>> BEGIN
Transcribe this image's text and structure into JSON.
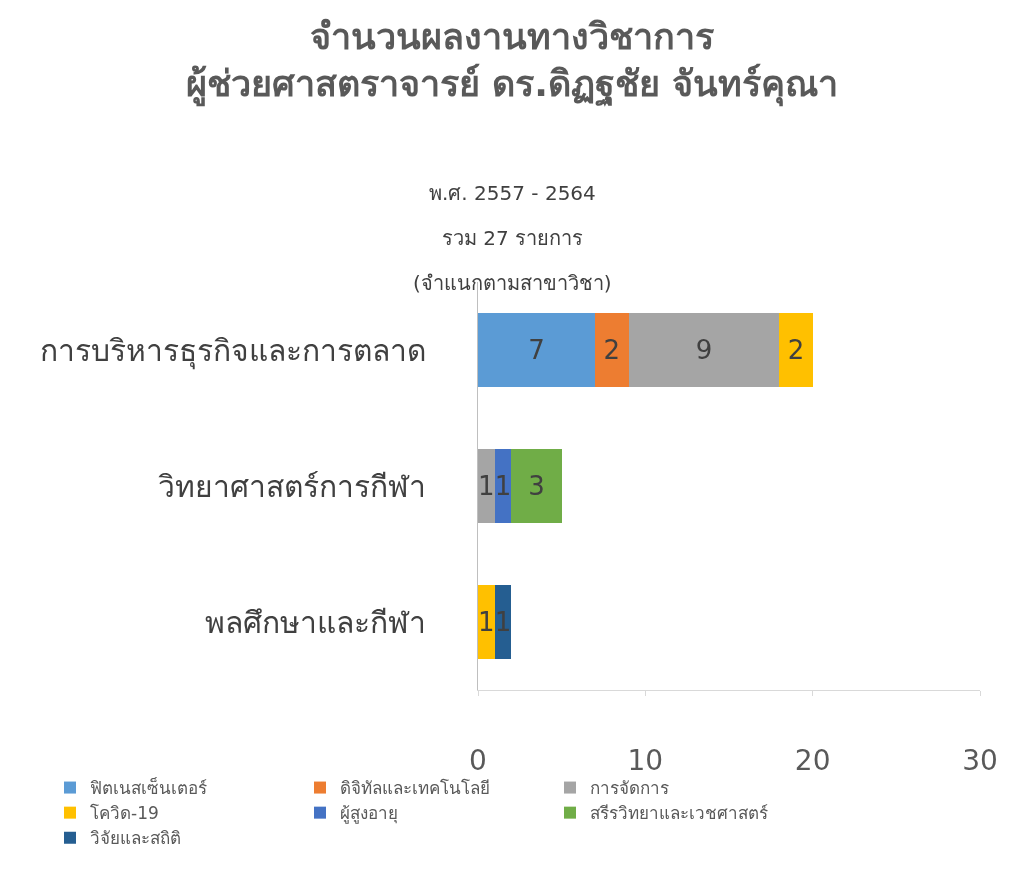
{
  "chart_data": {
    "type": "bar",
    "orientation": "horizontal",
    "stacked": true,
    "title": "จำนวนผลงานทางวิชาการ\nผู้ช่วยศาสตราจารย์ ดร.ดิฏฐชัย จันทร์คุณา",
    "subtitle": "พ.ศ. 2557 - 2564\nรวม 27 รายการ\n(จำแนกตามสาขาวิชา)",
    "categories": [
      "การบริหารธุรกิจและการตลาด",
      "วิทยาศาสตร์การกีฬา",
      "พลศึกษาและกีฬา"
    ],
    "series": [
      {
        "name": "ฟิตเนสเซ็นเตอร์",
        "color": "#5b9bd5",
        "values": [
          7,
          null,
          null
        ]
      },
      {
        "name": "ดิจิทัลและเทคโนโลยี",
        "color": "#ed7d31",
        "values": [
          2,
          null,
          null
        ]
      },
      {
        "name": "การจัดการ",
        "color": "#a5a5a5",
        "values": [
          9,
          1,
          null
        ]
      },
      {
        "name": "โควิด-19",
        "color": "#ffc000",
        "values": [
          2,
          null,
          1
        ]
      },
      {
        "name": "ผู้สูงอายุ",
        "color": "#4472c4",
        "values": [
          null,
          1,
          null
        ]
      },
      {
        "name": "สรีรวิทยาและเวชศาสตร์",
        "color": "#70ad47",
        "values": [
          null,
          3,
          null
        ]
      },
      {
        "name": "วิจัยและสถิติ",
        "color": "#255e91",
        "values": [
          null,
          null,
          1
        ]
      }
    ],
    "xlim": [
      0,
      30
    ],
    "xticks": [
      0,
      10,
      20,
      30
    ],
    "grid": false,
    "legend": "bottom",
    "data_labels": true
  }
}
>> END
Stated goal: Extract all the data above exactly, excluding every picture.

Answer to the task:
Transcribe this image's text and structure into JSON.
{
  "chart_data": {
    "type": "bar",
    "orientation": "horizontal",
    "stacked": true,
    "title": "จำนวนผลงานทางวิชาการ\nผู้ช่วยศาสตราจารย์ ดร.ดิฏฐชัย จันทร์คุณา",
    "subtitle": "พ.ศ. 2557 - 2564\nรวม 27 รายการ\n(จำแนกตามสาขาวิชา)",
    "categories": [
      "การบริหารธุรกิจและการตลาด",
      "วิทยาศาสตร์การกีฬา",
      "พลศึกษาและกีฬา"
    ],
    "series": [
      {
        "name": "ฟิตเนสเซ็นเตอร์",
        "color": "#5b9bd5",
        "values": [
          7,
          null,
          null
        ]
      },
      {
        "name": "ดิจิทัลและเทคโนโลยี",
        "color": "#ed7d31",
        "values": [
          2,
          null,
          null
        ]
      },
      {
        "name": "การจัดการ",
        "color": "#a5a5a5",
        "values": [
          9,
          1,
          null
        ]
      },
      {
        "name": "โควิด-19",
        "color": "#ffc000",
        "values": [
          2,
          null,
          1
        ]
      },
      {
        "name": "ผู้สูงอายุ",
        "color": "#4472c4",
        "values": [
          null,
          1,
          null
        ]
      },
      {
        "name": "สรีรวิทยาและเวชศาสตร์",
        "color": "#70ad47",
        "values": [
          null,
          3,
          null
        ]
      },
      {
        "name": "วิจัยและสถิติ",
        "color": "#255e91",
        "values": [
          null,
          null,
          1
        ]
      }
    ],
    "xlim": [
      0,
      30
    ],
    "xticks": [
      0,
      10,
      20,
      30
    ],
    "grid": false,
    "legend": "bottom",
    "data_labels": true
  }
}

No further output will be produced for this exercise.